Information shown:

::::::::::

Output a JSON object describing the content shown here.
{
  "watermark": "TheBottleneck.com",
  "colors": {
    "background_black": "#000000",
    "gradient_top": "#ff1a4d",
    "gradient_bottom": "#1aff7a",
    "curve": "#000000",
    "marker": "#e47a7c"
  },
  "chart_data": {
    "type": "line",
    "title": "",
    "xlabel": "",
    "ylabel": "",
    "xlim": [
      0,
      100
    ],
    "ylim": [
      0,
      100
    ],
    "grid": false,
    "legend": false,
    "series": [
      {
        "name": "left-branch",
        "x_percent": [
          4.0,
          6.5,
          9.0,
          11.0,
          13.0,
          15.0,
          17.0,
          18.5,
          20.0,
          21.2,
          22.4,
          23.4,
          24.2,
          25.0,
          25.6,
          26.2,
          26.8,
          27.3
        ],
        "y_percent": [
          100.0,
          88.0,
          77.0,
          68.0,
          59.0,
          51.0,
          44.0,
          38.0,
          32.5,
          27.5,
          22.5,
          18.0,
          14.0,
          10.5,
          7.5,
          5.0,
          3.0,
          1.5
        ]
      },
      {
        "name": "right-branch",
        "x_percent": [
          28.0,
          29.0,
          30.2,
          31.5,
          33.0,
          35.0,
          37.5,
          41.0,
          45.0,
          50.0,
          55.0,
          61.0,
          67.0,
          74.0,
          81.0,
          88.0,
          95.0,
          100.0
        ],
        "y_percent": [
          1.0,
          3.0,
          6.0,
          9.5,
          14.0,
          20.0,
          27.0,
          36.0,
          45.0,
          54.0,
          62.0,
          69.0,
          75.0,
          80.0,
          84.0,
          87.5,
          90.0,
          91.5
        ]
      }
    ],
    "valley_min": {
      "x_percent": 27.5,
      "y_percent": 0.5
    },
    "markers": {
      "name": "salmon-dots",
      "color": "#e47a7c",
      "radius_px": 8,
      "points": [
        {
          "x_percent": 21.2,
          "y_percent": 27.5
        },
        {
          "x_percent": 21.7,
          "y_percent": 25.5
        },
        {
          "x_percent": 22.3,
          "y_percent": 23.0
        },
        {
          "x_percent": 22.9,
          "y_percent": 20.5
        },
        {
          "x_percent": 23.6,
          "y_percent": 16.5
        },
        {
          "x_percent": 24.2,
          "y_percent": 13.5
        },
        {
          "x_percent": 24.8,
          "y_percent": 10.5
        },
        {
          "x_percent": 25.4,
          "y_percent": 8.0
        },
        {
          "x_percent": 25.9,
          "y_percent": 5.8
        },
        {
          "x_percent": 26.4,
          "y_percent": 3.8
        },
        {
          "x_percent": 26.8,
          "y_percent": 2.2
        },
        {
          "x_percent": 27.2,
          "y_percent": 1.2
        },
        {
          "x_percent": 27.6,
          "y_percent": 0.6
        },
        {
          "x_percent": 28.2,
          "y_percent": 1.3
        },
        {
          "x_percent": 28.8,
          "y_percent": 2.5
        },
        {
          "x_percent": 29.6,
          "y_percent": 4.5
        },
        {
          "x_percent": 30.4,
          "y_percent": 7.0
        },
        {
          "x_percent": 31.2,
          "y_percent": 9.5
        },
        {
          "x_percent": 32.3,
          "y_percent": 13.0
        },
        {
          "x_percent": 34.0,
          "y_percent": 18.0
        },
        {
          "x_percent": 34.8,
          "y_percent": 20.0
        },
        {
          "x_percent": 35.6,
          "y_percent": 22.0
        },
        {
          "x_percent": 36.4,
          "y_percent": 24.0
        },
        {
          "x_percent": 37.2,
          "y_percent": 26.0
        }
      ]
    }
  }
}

::::::::::

What the task asks: From the entries above, return each line with the word "name" in it.

Exercise solution:
        "name": "left-branch",
        "name": "right-branch",
      "name": "salmon-dots",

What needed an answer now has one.